# start of MATERIAL

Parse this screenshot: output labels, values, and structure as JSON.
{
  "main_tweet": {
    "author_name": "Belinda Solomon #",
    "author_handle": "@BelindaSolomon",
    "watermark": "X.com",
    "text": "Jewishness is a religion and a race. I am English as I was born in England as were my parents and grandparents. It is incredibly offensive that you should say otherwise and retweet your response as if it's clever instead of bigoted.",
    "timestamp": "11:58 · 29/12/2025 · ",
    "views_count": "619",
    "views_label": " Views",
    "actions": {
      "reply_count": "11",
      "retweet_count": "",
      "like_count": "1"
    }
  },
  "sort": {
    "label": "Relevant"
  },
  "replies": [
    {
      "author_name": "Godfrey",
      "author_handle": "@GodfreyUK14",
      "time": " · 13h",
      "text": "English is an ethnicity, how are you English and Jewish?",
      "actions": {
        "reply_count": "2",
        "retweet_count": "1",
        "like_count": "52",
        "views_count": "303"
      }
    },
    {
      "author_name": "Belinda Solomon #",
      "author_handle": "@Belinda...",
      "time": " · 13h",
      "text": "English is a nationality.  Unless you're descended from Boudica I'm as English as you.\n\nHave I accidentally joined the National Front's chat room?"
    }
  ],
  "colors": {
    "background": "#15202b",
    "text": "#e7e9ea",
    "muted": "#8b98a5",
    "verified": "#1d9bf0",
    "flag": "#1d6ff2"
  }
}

# end of MATERIAL
# start of MATERIAL

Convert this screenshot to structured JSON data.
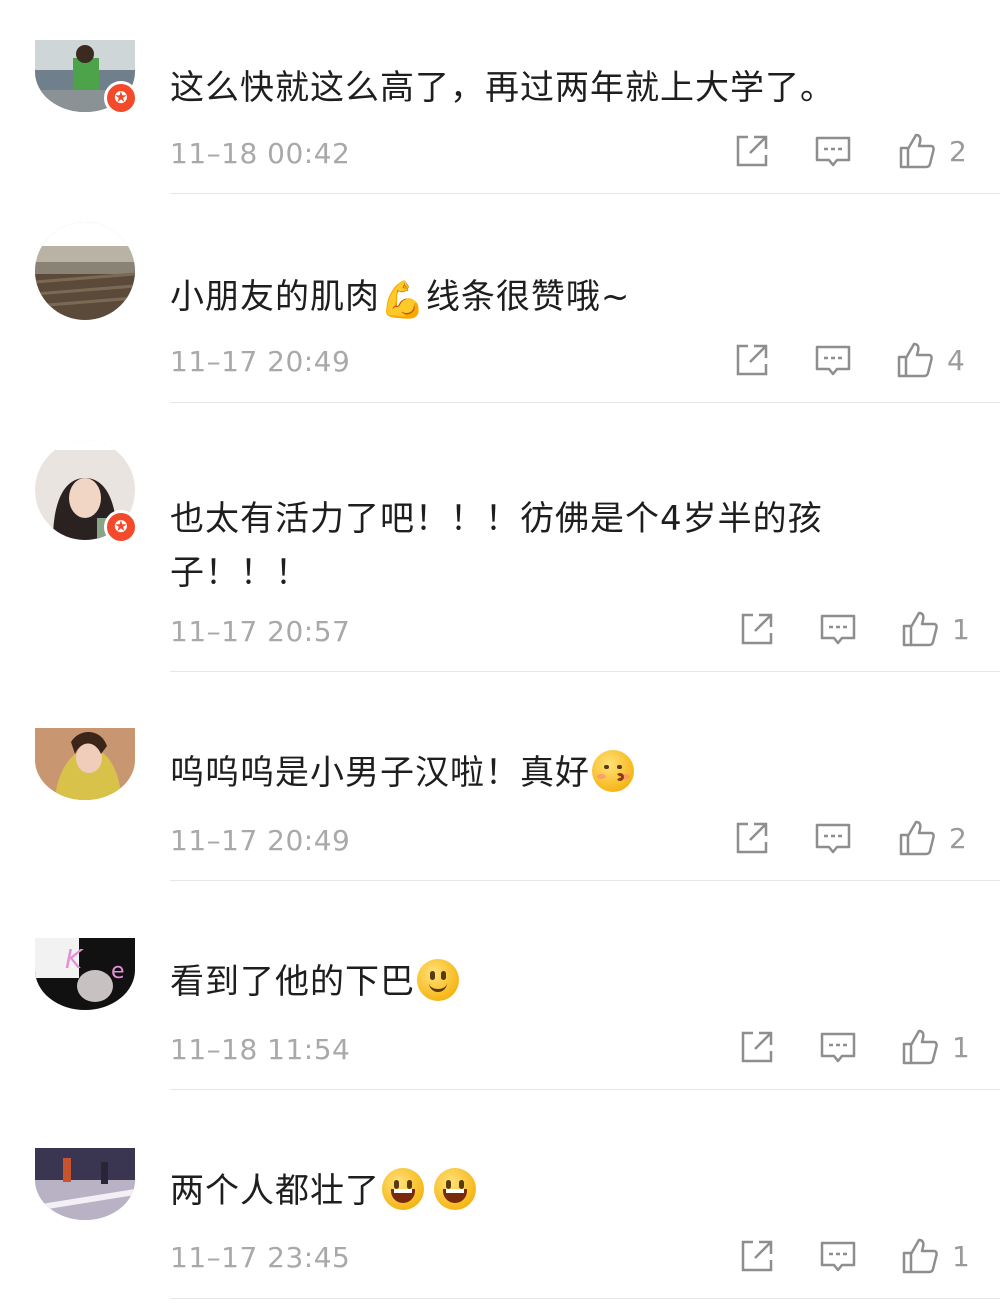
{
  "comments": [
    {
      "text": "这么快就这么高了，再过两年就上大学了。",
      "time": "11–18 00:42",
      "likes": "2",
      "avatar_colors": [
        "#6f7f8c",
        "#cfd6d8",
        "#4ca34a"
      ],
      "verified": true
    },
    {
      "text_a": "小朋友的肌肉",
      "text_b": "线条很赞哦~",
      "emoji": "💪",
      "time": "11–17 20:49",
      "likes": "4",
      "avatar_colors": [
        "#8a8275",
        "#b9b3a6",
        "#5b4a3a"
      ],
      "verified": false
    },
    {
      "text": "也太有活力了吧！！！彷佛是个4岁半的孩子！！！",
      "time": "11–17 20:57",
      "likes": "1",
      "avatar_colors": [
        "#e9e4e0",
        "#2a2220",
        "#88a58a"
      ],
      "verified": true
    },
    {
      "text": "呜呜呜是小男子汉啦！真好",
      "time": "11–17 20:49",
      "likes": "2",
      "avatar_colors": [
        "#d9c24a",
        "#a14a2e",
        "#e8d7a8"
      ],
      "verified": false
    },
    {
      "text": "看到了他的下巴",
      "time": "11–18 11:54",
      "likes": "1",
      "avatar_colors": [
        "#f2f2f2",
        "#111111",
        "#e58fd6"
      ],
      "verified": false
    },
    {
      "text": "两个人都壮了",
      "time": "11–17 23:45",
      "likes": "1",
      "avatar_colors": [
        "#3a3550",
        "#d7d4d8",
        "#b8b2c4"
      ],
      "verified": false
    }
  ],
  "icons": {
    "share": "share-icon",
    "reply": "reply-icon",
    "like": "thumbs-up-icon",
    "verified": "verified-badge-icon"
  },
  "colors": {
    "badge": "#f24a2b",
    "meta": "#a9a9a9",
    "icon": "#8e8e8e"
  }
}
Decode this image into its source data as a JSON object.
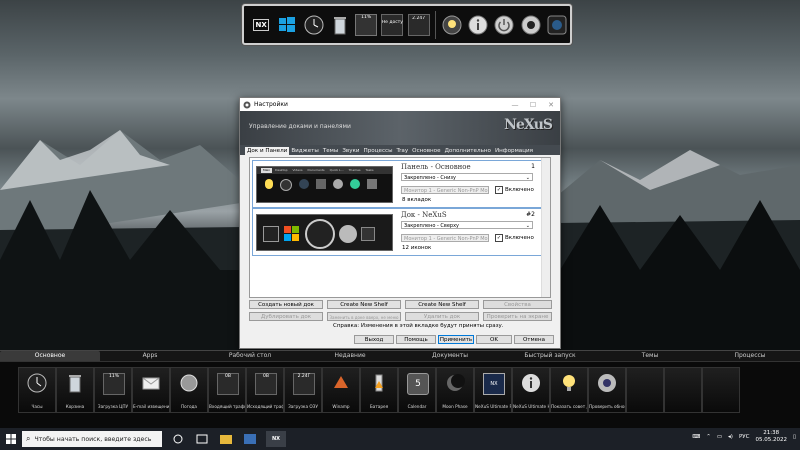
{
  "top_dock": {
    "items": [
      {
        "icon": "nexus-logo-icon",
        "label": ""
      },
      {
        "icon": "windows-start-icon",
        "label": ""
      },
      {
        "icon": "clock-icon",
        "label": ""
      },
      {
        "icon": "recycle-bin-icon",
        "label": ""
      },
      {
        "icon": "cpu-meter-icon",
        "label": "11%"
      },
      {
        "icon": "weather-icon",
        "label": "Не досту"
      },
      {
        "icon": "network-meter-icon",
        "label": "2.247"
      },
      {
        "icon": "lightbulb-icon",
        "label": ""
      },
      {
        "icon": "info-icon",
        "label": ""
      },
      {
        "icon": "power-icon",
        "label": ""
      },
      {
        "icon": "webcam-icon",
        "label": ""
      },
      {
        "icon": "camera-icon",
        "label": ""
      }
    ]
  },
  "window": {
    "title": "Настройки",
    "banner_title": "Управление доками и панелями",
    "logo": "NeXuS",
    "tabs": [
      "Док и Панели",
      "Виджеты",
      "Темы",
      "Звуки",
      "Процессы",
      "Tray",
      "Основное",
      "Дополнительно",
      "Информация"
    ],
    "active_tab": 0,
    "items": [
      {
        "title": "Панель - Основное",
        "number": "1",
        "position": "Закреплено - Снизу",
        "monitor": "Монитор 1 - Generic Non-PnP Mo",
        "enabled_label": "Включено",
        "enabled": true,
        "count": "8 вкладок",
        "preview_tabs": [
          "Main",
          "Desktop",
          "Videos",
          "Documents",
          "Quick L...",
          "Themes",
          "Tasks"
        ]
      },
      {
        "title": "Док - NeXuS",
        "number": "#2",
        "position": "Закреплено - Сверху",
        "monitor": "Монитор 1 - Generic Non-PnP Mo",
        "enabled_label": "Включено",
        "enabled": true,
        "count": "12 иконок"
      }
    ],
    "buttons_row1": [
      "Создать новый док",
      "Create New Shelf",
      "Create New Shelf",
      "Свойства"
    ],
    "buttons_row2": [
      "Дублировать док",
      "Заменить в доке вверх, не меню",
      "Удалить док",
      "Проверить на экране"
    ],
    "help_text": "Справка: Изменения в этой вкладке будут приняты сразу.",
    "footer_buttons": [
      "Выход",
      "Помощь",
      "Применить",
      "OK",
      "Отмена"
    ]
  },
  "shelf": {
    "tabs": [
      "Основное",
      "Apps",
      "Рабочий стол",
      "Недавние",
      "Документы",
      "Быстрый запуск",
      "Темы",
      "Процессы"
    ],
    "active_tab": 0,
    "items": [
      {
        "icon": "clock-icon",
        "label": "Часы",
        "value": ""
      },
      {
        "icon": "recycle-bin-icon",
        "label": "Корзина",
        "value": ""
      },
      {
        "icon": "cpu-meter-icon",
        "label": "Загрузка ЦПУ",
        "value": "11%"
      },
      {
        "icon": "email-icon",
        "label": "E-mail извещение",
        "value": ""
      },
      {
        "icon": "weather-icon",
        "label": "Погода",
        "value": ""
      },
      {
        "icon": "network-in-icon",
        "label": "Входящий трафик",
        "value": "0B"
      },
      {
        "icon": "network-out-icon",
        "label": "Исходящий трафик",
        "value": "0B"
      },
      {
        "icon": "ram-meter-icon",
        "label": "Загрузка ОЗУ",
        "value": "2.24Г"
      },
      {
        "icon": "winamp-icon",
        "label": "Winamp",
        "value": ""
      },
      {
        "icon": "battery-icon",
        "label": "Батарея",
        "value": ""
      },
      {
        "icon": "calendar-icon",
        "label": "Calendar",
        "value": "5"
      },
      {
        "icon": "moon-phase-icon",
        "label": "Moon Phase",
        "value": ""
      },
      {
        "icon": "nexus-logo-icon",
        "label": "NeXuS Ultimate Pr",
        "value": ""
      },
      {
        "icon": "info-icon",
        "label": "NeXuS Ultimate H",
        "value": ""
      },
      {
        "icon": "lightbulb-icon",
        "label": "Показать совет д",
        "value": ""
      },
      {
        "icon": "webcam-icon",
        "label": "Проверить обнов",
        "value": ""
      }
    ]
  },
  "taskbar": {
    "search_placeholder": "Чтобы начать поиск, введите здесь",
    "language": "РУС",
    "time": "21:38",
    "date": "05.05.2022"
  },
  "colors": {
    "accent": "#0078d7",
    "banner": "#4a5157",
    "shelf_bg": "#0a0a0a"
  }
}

# end of MATERIAL
# start of MATERIAL

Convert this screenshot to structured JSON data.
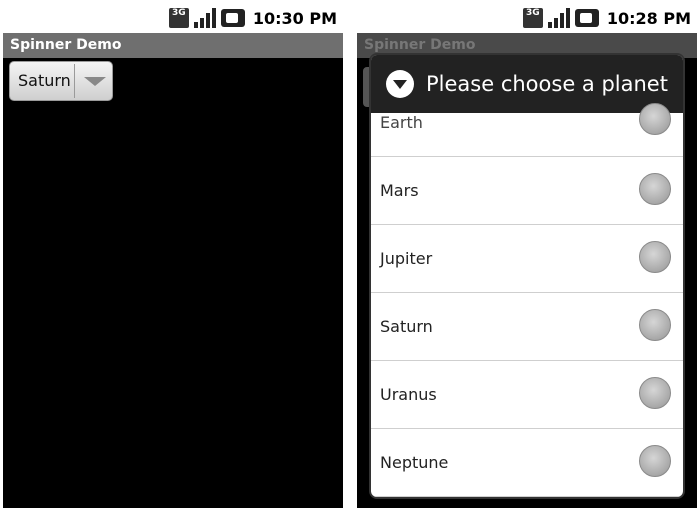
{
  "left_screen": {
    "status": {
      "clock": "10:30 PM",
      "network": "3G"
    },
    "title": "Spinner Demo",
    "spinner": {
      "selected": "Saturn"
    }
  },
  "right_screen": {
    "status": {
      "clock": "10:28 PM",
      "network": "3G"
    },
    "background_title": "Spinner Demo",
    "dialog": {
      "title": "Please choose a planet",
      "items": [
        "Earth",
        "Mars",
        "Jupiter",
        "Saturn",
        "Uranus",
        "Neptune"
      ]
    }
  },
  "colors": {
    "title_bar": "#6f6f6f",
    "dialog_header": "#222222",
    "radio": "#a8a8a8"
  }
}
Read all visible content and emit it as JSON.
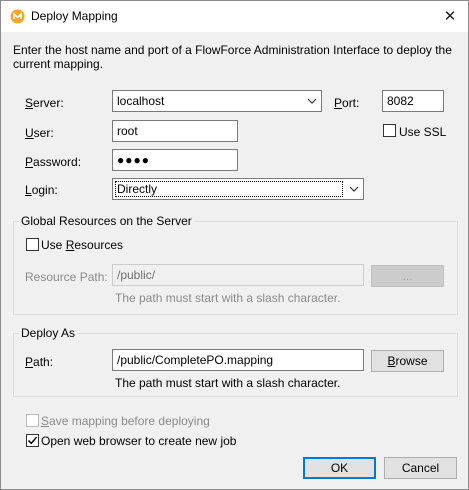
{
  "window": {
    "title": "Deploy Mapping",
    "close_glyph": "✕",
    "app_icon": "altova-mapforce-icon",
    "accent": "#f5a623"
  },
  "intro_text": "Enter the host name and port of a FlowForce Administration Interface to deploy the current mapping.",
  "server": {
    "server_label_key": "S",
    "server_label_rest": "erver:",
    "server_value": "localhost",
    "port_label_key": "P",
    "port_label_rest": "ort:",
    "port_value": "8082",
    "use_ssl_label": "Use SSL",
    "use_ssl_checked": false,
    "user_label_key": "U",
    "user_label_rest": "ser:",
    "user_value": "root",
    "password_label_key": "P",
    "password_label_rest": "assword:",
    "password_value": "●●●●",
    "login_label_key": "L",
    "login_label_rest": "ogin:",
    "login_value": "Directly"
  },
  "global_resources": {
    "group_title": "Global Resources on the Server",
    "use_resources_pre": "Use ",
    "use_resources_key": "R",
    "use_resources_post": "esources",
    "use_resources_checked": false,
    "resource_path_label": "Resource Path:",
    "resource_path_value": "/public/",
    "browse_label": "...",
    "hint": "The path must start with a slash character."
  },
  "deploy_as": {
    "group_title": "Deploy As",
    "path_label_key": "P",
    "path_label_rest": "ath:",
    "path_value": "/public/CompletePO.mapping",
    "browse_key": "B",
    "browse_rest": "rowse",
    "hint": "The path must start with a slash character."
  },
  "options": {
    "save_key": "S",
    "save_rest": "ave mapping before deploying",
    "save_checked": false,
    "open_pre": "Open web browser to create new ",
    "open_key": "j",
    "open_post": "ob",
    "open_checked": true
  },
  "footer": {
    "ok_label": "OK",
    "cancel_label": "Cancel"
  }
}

# end of MATERIAL

• _SHORT EXERCISE_
Select every line of the records holding the string "badge".

• _FULL ANSWER_
    "verified": "verified-badge-icon"
    "badge": "#f24a2b",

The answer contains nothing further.